Data listing
----------
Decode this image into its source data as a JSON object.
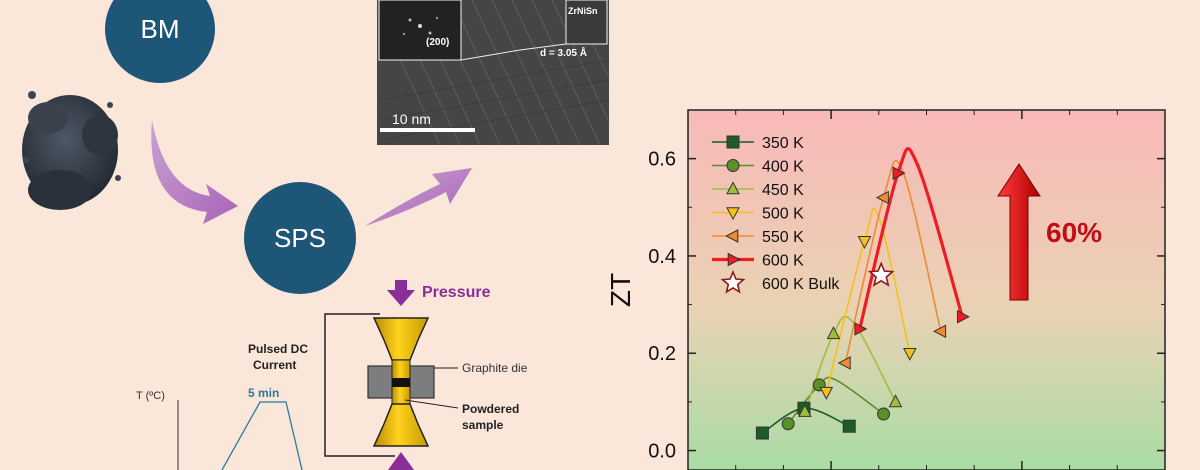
{
  "process": {
    "ball_mill_label": "BM",
    "sps_label": "SPS",
    "pressure_label": "Pressure",
    "pulsed_dc_label_line1": "Pulsed DC",
    "pulsed_dc_label_line2": "Current",
    "graphite_die_label": "Graphite die",
    "powdered_sample_label_line1": "Powdered",
    "powdered_sample_label_line2": "sample",
    "temp_axis_label": "T (ºC)",
    "hold_time_label": "5 min"
  },
  "tem": {
    "fft_index_label": "(200)",
    "phase_label": "ZrNiSn",
    "d_spacing_label": "d = 3.05 Å",
    "scale_bar_label": "10 nm"
  },
  "colors": {
    "node_fill": "#1d5677",
    "arrow_purple": "#b983c4",
    "pressure_arrow": "#8a2f9a",
    "gold": "#f2c200",
    "improvement_red": "#d00a10"
  },
  "chart_data": {
    "type": "line",
    "ylabel": "ZT",
    "ylim": [
      -0.04,
      0.7
    ],
    "xlim": [
      0,
      1
    ],
    "yticks": [
      0.0,
      0.2,
      0.4,
      0.6
    ],
    "xticks_major": [
      0.3,
      0.7
    ],
    "xticks_minor": [
      0.1,
      0.2,
      0.4,
      0.5,
      0.6,
      0.8,
      0.9
    ],
    "legend_position": "top-left",
    "annotation": "60%",
    "series": [
      {
        "name": "350 K",
        "color": "#1f5a2a",
        "marker": "square",
        "marker_points": [
          [
            0.156,
            0.036
          ],
          [
            0.243,
            0.087
          ],
          [
            0.338,
            0.05
          ]
        ],
        "curve": [
          [
            0.156,
            0.036
          ],
          [
            0.243,
            0.087
          ],
          [
            0.338,
            0.05
          ]
        ]
      },
      {
        "name": "400 K",
        "color": "#5a8f2a",
        "marker": "circle",
        "marker_points": [
          [
            0.21,
            0.055
          ],
          [
            0.275,
            0.135
          ],
          [
            0.41,
            0.075
          ]
        ],
        "curve": [
          [
            0.21,
            0.055
          ],
          [
            0.275,
            0.135
          ],
          [
            0.31,
            0.145
          ],
          [
            0.41,
            0.075
          ]
        ]
      },
      {
        "name": "450 K",
        "color": "#9fbf3a",
        "marker": "triangle-up",
        "marker_points": [
          [
            0.245,
            0.08
          ],
          [
            0.305,
            0.24
          ],
          [
            0.435,
            0.1
          ]
        ],
        "curve": [
          [
            0.245,
            0.08
          ],
          [
            0.305,
            0.24
          ],
          [
            0.345,
            0.265
          ],
          [
            0.435,
            0.1
          ]
        ]
      },
      {
        "name": "500 K",
        "color": "#f5c11a",
        "marker": "triangle-down",
        "marker_points": [
          [
            0.29,
            0.12
          ],
          [
            0.37,
            0.43
          ],
          [
            0.465,
            0.2
          ]
        ],
        "curve": [
          [
            0.29,
            0.12
          ],
          [
            0.37,
            0.43
          ],
          [
            0.4,
            0.48
          ],
          [
            0.465,
            0.2
          ]
        ]
      },
      {
        "name": "550 K",
        "color": "#f08a30",
        "marker": "triangle-left",
        "marker_points": [
          [
            0.33,
            0.18
          ],
          [
            0.41,
            0.52
          ],
          [
            0.53,
            0.245
          ]
        ],
        "curve": [
          [
            0.33,
            0.18
          ],
          [
            0.41,
            0.52
          ],
          [
            0.45,
            0.575
          ],
          [
            0.53,
            0.245
          ]
        ]
      },
      {
        "name": "600 K",
        "color": "#ee1c24",
        "marker": "triangle-right",
        "marker_points": [
          [
            0.36,
            0.25
          ],
          [
            0.44,
            0.57
          ],
          [
            0.575,
            0.275
          ]
        ],
        "curve": [
          [
            0.36,
            0.25
          ],
          [
            0.44,
            0.57
          ],
          [
            0.48,
            0.59
          ],
          [
            0.575,
            0.275
          ]
        ]
      },
      {
        "name": "600 K Bulk",
        "color": "#8b1a1a",
        "marker": "star",
        "marker_points": [
          [
            0.405,
            0.36
          ]
        ],
        "curve": []
      }
    ]
  }
}
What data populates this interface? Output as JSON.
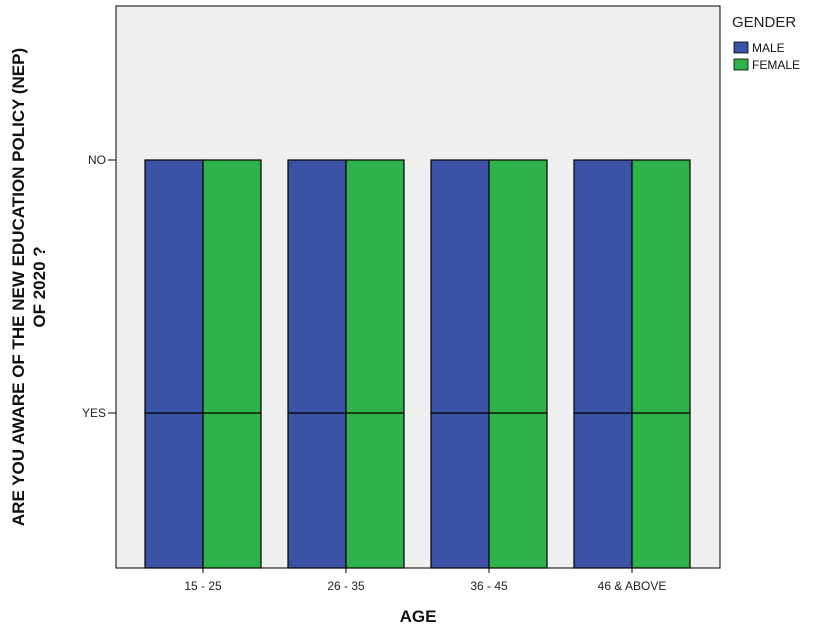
{
  "chart_data": {
    "type": "bar",
    "xlabel": "AGE",
    "ylabel_lines": [
      "ARE YOU AWARE OF THE NEW EDUCATION POLICY (NEP)",
      "OF 2020 ?"
    ],
    "categories": [
      "15 - 25",
      "26 - 35",
      "36 - 45",
      "46 & ABOVE"
    ],
    "y_categories": [
      "YES",
      "NO"
    ],
    "series": [
      {
        "name": "MALE",
        "color": "#3a53a4",
        "segments": [
          [
            "YES",
            "NO"
          ],
          [
            "YES",
            "NO"
          ],
          [
            "YES",
            "NO"
          ],
          [
            "YES",
            "NO"
          ]
        ]
      },
      {
        "name": "FEMALE",
        "color": "#2db34a",
        "segments": [
          [
            "YES",
            "NO"
          ],
          [
            "YES",
            "NO"
          ],
          [
            "YES",
            "NO"
          ],
          [
            "YES",
            "NO"
          ]
        ]
      }
    ],
    "legend": {
      "title": "GENDER",
      "placement": "top-right"
    },
    "plot_background": "#efefef",
    "grid": false
  }
}
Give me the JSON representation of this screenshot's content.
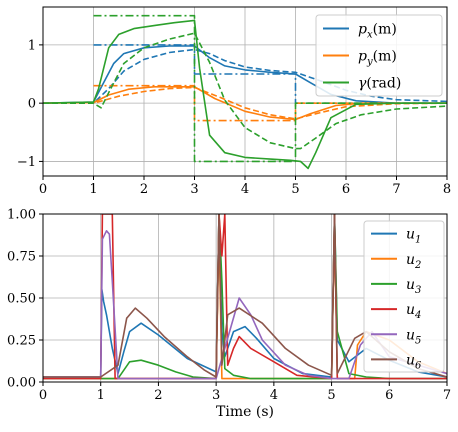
{
  "chart_data": [
    {
      "type": "line",
      "xlim": [
        0,
        8
      ],
      "ylim": [
        -1.25,
        1.65
      ],
      "xticks": [
        0,
        1,
        2,
        3,
        4,
        5,
        6,
        7,
        8
      ],
      "yticks": [
        -1,
        0,
        1
      ],
      "xlabel": "",
      "ylabel": "",
      "grid": true,
      "legend_position": "top-right",
      "series": [
        {
          "name": "p_x(m)",
          "legend": {
            "base": "p",
            "sub": "x",
            "unit": "(m)"
          },
          "color": "#1f77b4",
          "style": "solid",
          "x": [
            0,
            1,
            1.2,
            1.4,
            1.6,
            2.0,
            2.5,
            3.0,
            3.3,
            3.6,
            4.0,
            4.5,
            5.0,
            5.3,
            5.7,
            6.2,
            7,
            8
          ],
          "y": [
            0,
            0.02,
            0.35,
            0.68,
            0.85,
            0.95,
            0.98,
            0.98,
            0.78,
            0.64,
            0.57,
            0.53,
            0.5,
            0.35,
            0.15,
            0.04,
            0.0,
            0.0
          ]
        },
        {
          "name": "p_x(m) reference dashed",
          "color": "#1f77b4",
          "style": "dashed",
          "x": [
            0,
            1,
            1.3,
            1.6,
            2.0,
            2.5,
            3.0,
            3.3,
            3.6,
            4.0,
            4.5,
            5.0,
            5.5,
            6.0,
            6.5,
            7,
            8
          ],
          "y": [
            0,
            0.0,
            0.25,
            0.55,
            0.75,
            0.87,
            0.92,
            0.85,
            0.73,
            0.62,
            0.56,
            0.53,
            0.38,
            0.22,
            0.12,
            0.06,
            0.03
          ]
        },
        {
          "name": "p_x(m) setpoint",
          "color": "#1f77b4",
          "style": "dashdot",
          "x": [
            1,
            3,
            3,
            5,
            5,
            8
          ],
          "y": [
            1,
            1,
            0.5,
            0.5,
            0,
            0
          ]
        },
        {
          "name": "p_y(m)",
          "legend": {
            "base": "p",
            "sub": "y",
            "unit": "(m)"
          },
          "color": "#ff7f0e",
          "style": "solid",
          "x": [
            0,
            1,
            1.3,
            1.7,
            2.2,
            3.0,
            3.4,
            4.0,
            4.5,
            5.0,
            5.3,
            5.8,
            6.3,
            7,
            8
          ],
          "y": [
            0,
            0.01,
            0.14,
            0.24,
            0.28,
            0.28,
            0.08,
            -0.14,
            -0.24,
            -0.28,
            -0.18,
            -0.04,
            0.0,
            0.0,
            0.0
          ]
        },
        {
          "name": "p_y(m) reference dashed",
          "color": "#ff7f0e",
          "style": "dashed",
          "x": [
            0,
            1,
            1.5,
            2.0,
            2.5,
            3.0,
            3.5,
            4.0,
            4.5,
            5.0,
            5.5,
            6.0,
            7,
            8
          ],
          "y": [
            0,
            0.0,
            0.12,
            0.2,
            0.25,
            0.27,
            0.1,
            -0.08,
            -0.2,
            -0.27,
            -0.16,
            -0.06,
            -0.01,
            0.0
          ]
        },
        {
          "name": "p_y(m) setpoint",
          "color": "#ff7f0e",
          "style": "dashdot",
          "x": [
            1,
            3,
            3,
            5,
            5,
            8
          ],
          "y": [
            0.3,
            0.3,
            -0.3,
            -0.3,
            0,
            0
          ]
        },
        {
          "name": "γ(rad)",
          "legend": {
            "base": "γ",
            "sub": "",
            "unit": "(rad)"
          },
          "color": "#2ca02c",
          "style": "solid",
          "x": [
            0,
            1.0,
            1.1,
            1.3,
            1.5,
            1.8,
            2.2,
            2.6,
            3.0,
            3.1,
            3.3,
            3.6,
            4.0,
            4.5,
            4.9,
            5.1,
            5.25,
            5.4,
            5.7,
            6.2,
            7,
            8
          ],
          "y": [
            0,
            0.02,
            0.25,
            0.95,
            1.18,
            1.28,
            1.33,
            1.38,
            1.42,
            0.6,
            -0.55,
            -0.85,
            -0.93,
            -0.96,
            -0.98,
            -1.0,
            -1.12,
            -0.85,
            -0.25,
            -0.02,
            0.0,
            0.0
          ]
        },
        {
          "name": "γ(rad) reference dashed",
          "color": "#2ca02c",
          "style": "dashed",
          "x": [
            0,
            1,
            1.15,
            1.3,
            1.6,
            2.0,
            2.5,
            3.0,
            3.3,
            3.6,
            4.0,
            4.5,
            5.0,
            5.1,
            5.4,
            5.8,
            6.3,
            7,
            8
          ],
          "y": [
            0,
            0.0,
            -0.08,
            0.18,
            0.68,
            0.95,
            1.1,
            1.2,
            0.7,
            0.05,
            -0.42,
            -0.68,
            -0.78,
            -0.78,
            -0.6,
            -0.35,
            -0.2,
            -0.1,
            -0.05
          ]
        },
        {
          "name": "γ(rad) setpoint",
          "color": "#2ca02c",
          "style": "dashdot",
          "x": [
            1,
            3,
            3,
            5,
            5,
            8
          ],
          "y": [
            1.5,
            1.5,
            -1,
            -1,
            0,
            0
          ]
        }
      ]
    },
    {
      "type": "line",
      "xlim": [
        0,
        7
      ],
      "ylim": [
        0,
        1.0
      ],
      "xticks": [
        0,
        1,
        2,
        3,
        4,
        5,
        6,
        7
      ],
      "yticks": [
        0.0,
        0.25,
        0.5,
        0.75,
        1.0
      ],
      "ytick_labels": [
        "0.00",
        "0.25",
        "0.50",
        "0.75",
        "1.00"
      ],
      "xlabel": "Time (s)",
      "ylabel": "",
      "grid": true,
      "legend_position": "top-right",
      "series": [
        {
          "name": "u_1",
          "legend": {
            "base": "u",
            "sub": "1"
          },
          "color": "#1f77b4",
          "x": [
            0,
            1.0,
            1.02,
            1.05,
            1.1,
            1.2,
            1.3,
            1.4,
            1.5,
            1.7,
            2.0,
            2.5,
            3.0,
            3.05,
            3.1,
            3.15,
            3.3,
            3.5,
            3.7,
            4.0,
            4.5,
            5.0,
            5.05,
            5.1,
            5.3,
            5.6,
            6.0,
            6.5,
            7
          ],
          "y": [
            0.03,
            0.03,
            0.55,
            0.48,
            0.4,
            0.2,
            0.05,
            0.18,
            0.3,
            0.35,
            0.28,
            0.14,
            0.06,
            1.0,
            0.3,
            0.15,
            0.3,
            0.33,
            0.26,
            0.14,
            0.05,
            0.03,
            1.0,
            0.25,
            0.12,
            0.2,
            0.13,
            0.06,
            0.03
          ]
        },
        {
          "name": "u_2",
          "legend": {
            "base": "u",
            "sub": "2"
          },
          "color": "#ff7f0e",
          "x": [
            0,
            1.0,
            3.0,
            3.05,
            3.1,
            3.5,
            5.0,
            5.05,
            5.1,
            5.4,
            5.45,
            5.6,
            6.0,
            6.5,
            7
          ],
          "y": [
            0.03,
            0.02,
            0.02,
            0.9,
            0.02,
            0.02,
            0.02,
            0.95,
            0.02,
            0.02,
            0.22,
            0.3,
            0.25,
            0.12,
            0.05
          ]
        },
        {
          "name": "u_3",
          "legend": {
            "base": "u",
            "sub": "3"
          },
          "color": "#2ca02c",
          "x": [
            0,
            1.0,
            1.3,
            1.5,
            1.7,
            2.0,
            2.3,
            2.6,
            3.0,
            3.05,
            3.1,
            3.15,
            3.3,
            3.6,
            4.0,
            4.5,
            5.0,
            5.05,
            5.1,
            5.3,
            5.6,
            6.0,
            7
          ],
          "y": [
            0.02,
            0.02,
            0.02,
            0.12,
            0.13,
            0.1,
            0.06,
            0.03,
            0.02,
            1.0,
            0.6,
            0.08,
            0.04,
            0.02,
            0.02,
            0.02,
            0.02,
            1.0,
            0.3,
            0.05,
            0.03,
            0.02,
            0.02
          ]
        },
        {
          "name": "u_4",
          "legend": {
            "base": "u",
            "sub": "4"
          },
          "color": "#d62728",
          "x": [
            0,
            1.0,
            1.03,
            1.2,
            1.25,
            1.4,
            1.7,
            2.0,
            3.0,
            3.05,
            3.1,
            3.15,
            3.2,
            3.3,
            3.4,
            3.6,
            4.0,
            4.4,
            5.0,
            5.05,
            5.1,
            5.3,
            7
          ],
          "y": [
            0.02,
            0.02,
            1.0,
            1.0,
            0.02,
            0.02,
            0.02,
            0.02,
            0.02,
            1.0,
            0.75,
            1.0,
            0.1,
            0.2,
            0.27,
            0.2,
            0.12,
            0.04,
            0.02,
            1.0,
            0.02,
            0.02,
            0.02
          ]
        },
        {
          "name": "u_5",
          "legend": {
            "base": "u",
            "sub": "5"
          },
          "color": "#9467bd",
          "x": [
            0,
            1.0,
            1.03,
            1.1,
            1.15,
            1.2,
            1.3,
            3.0,
            3.4,
            3.6,
            3.8,
            4.2,
            4.6,
            5.0,
            5.3,
            5.5,
            5.7,
            6.0,
            7
          ],
          "y": [
            0.03,
            0.03,
            0.85,
            0.9,
            0.88,
            0.6,
            0.02,
            0.02,
            0.5,
            0.4,
            0.25,
            0.1,
            0.04,
            0.02,
            0.02,
            0.22,
            0.3,
            0.15,
            0.05
          ]
        },
        {
          "name": "u_6",
          "legend": {
            "base": "u",
            "sub": "6"
          },
          "color": "#8c564b",
          "x": [
            0,
            1.0,
            1.3,
            1.45,
            1.6,
            1.8,
            2.1,
            2.5,
            2.8,
            3.0,
            3.05,
            3.1,
            3.2,
            3.4,
            3.8,
            4.2,
            4.6,
            5.0,
            5.05,
            5.1,
            5.4,
            5.6,
            6.0,
            6.5,
            7
          ],
          "y": [
            0.03,
            0.03,
            0.1,
            0.38,
            0.44,
            0.38,
            0.27,
            0.15,
            0.07,
            0.03,
            1.0,
            0.1,
            0.4,
            0.44,
            0.35,
            0.2,
            0.1,
            0.04,
            1.0,
            0.05,
            0.26,
            0.3,
            0.18,
            0.08,
            0.03
          ]
        }
      ]
    }
  ]
}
----------
WRITTEN INSTRUCTION
Pull every line holding "setpoint" out of the records.

ANSWER FOR THE TASK
          "name": "p_x(m) setpoint",
          "name": "p_y(m) setpoint",
          "name": "γ(rad) setpoint",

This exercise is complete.